__AIM OF THE EXERCISE__: Go through the material below and copy all lines with "this".

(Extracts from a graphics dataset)
+ + + +

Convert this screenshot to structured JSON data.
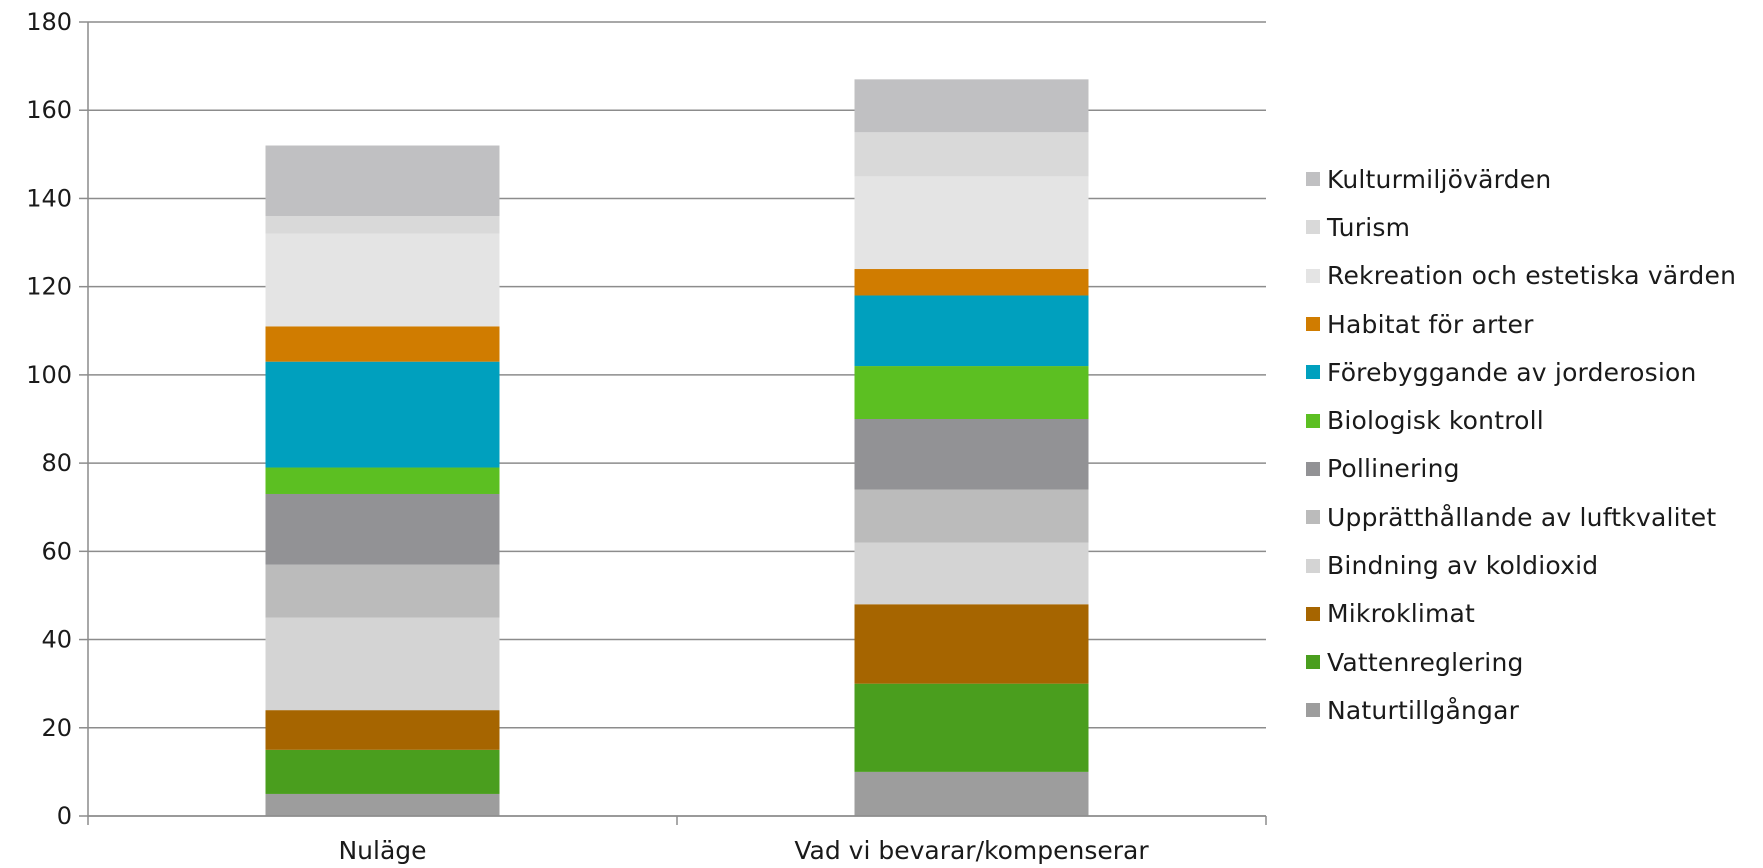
{
  "chart_data": {
    "type": "bar",
    "stacked": true,
    "categories": [
      "Nuläge",
      "Vad vi bevarar/kompenserar"
    ],
    "series": [
      {
        "name": "Naturtillgångar",
        "color": "#9d9d9d",
        "values": [
          5,
          10
        ]
      },
      {
        "name": "Vattenreglering",
        "color": "#4a9e1e",
        "values": [
          10,
          20
        ]
      },
      {
        "name": "Mikroklimat",
        "color": "#a66500",
        "values": [
          9,
          18
        ]
      },
      {
        "name": "Bindning av koldioxid",
        "color": "#d4d4d4",
        "values": [
          21,
          14
        ]
      },
      {
        "name": "Upprätthållande av luftkvalitet",
        "color": "#bbbbbb",
        "values": [
          12,
          12
        ]
      },
      {
        "name": "Pollinering",
        "color": "#929295",
        "values": [
          16,
          16
        ]
      },
      {
        "name": "Biologisk kontroll",
        "color": "#5cbf22",
        "values": [
          6,
          12
        ]
      },
      {
        "name": "Förebyggande av jorderosion",
        "color": "#00a0be",
        "values": [
          24,
          16
        ]
      },
      {
        "name": "Habitat för arter",
        "color": "#d07c00",
        "values": [
          8,
          6
        ]
      },
      {
        "name": "Rekreation och estetiska värden",
        "color": "#e4e4e4",
        "values": [
          21,
          21
        ]
      },
      {
        "name": "Turism",
        "color": "#d9d9d9",
        "values": [
          4,
          10
        ]
      },
      {
        "name": "Kulturmiljövärden",
        "color": "#c0c0c2",
        "values": [
          16,
          12
        ]
      }
    ],
    "ylim": [
      0,
      180
    ],
    "yticks": [
      0,
      20,
      40,
      60,
      80,
      100,
      120,
      140,
      160,
      180
    ],
    "grid": true,
    "legend": "right",
    "legend_order": "reverse",
    "title": "",
    "xlabel": "",
    "ylabel": ""
  }
}
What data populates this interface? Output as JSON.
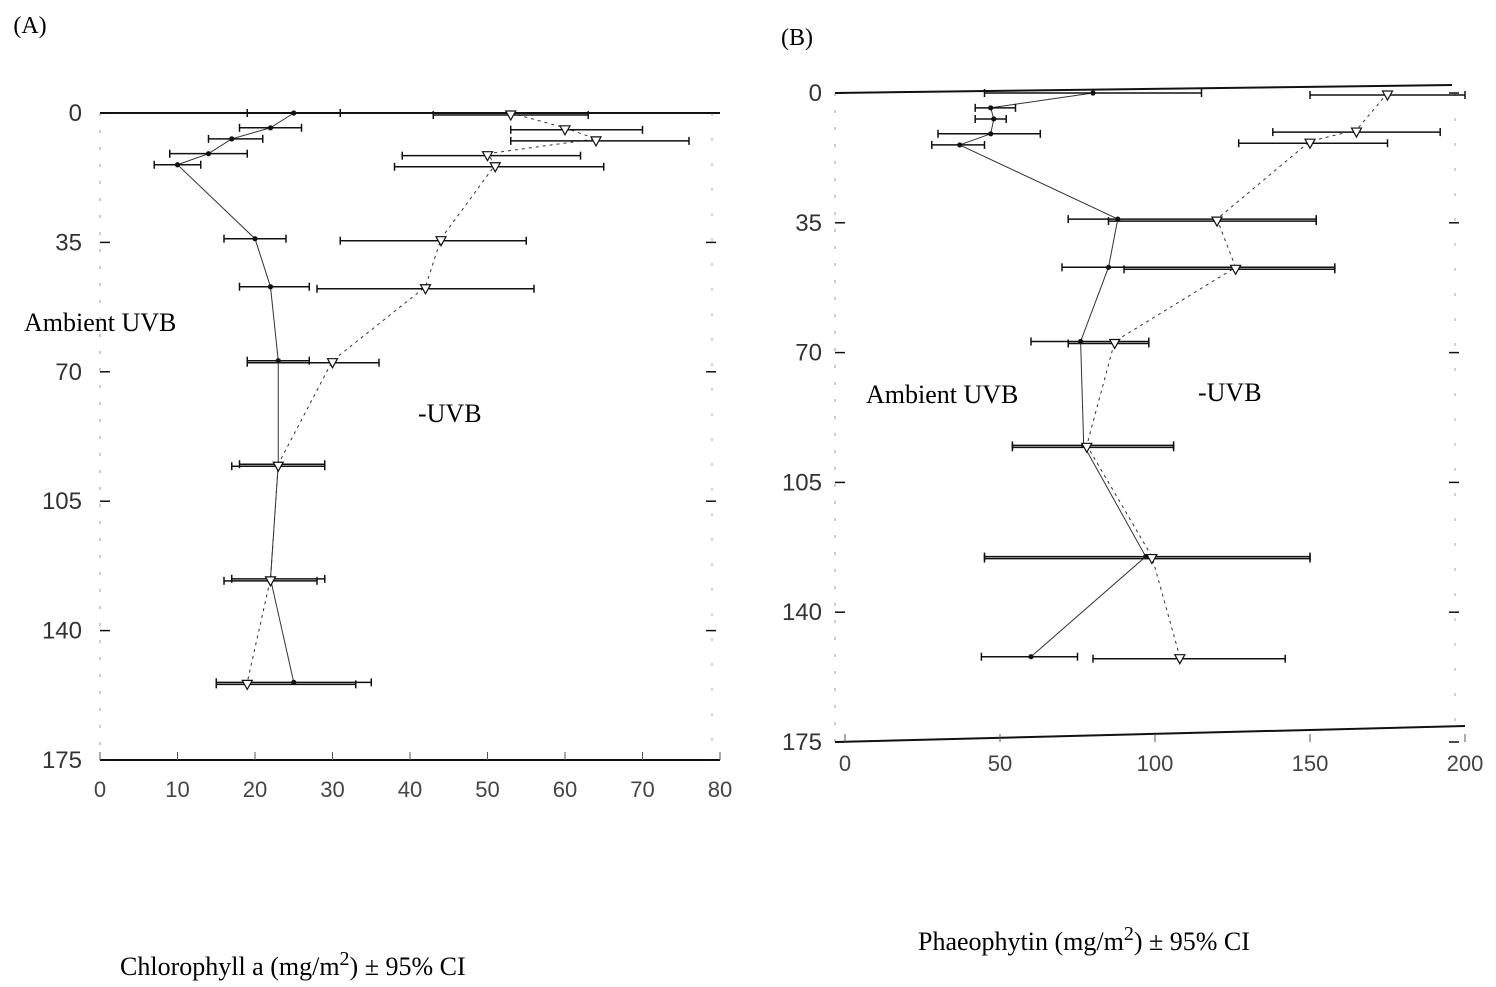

+ + + +

__TASK ANSWER__:
Convert this screenshot to structured JSON data.
What data populates this interface? Output as JSON.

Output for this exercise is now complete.